Your instructions
Pull every line with the word "닭가슴살" out of the entries below.

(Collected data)
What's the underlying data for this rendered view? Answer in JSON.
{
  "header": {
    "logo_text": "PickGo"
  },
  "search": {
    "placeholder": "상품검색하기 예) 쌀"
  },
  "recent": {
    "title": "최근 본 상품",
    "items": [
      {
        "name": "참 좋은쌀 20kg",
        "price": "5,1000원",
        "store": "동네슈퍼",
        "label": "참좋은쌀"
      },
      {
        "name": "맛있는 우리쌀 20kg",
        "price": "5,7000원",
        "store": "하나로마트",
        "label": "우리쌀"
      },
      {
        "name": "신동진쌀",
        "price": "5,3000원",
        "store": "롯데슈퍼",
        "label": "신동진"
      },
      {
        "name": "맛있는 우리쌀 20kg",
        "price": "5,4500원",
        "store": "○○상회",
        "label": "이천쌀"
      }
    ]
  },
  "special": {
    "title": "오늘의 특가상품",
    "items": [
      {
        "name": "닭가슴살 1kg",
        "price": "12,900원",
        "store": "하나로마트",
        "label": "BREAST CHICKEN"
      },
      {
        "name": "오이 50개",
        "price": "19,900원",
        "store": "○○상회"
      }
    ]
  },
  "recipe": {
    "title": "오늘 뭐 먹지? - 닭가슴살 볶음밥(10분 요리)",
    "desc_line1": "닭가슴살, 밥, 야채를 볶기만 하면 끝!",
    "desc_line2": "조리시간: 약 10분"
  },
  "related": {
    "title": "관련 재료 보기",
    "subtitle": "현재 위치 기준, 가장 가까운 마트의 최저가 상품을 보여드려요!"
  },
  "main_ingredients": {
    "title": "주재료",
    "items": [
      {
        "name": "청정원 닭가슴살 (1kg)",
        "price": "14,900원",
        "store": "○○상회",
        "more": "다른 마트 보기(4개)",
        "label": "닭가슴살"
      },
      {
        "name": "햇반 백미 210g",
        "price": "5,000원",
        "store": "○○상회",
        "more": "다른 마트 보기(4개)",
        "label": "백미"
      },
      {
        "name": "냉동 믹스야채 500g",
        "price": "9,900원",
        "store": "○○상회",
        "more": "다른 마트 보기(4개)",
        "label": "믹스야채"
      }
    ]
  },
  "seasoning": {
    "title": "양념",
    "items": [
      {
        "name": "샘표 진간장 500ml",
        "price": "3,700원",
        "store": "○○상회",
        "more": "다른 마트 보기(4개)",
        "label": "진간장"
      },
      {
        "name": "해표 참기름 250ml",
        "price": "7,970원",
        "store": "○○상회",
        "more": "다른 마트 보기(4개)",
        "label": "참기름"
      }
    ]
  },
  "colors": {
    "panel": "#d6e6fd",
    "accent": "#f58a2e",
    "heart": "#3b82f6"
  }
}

The solution
        "name": "닭가슴살 1kg",
    "title": "오늘 뭐 먹지? - 닭가슴살 볶음밥(10분 요리)",
    "desc_line1": "닭가슴살, 밥, 야채를 볶기만 하면 끝!",
        "name": "청정원 닭가슴살 (1kg)",
        "label": "닭가슴살"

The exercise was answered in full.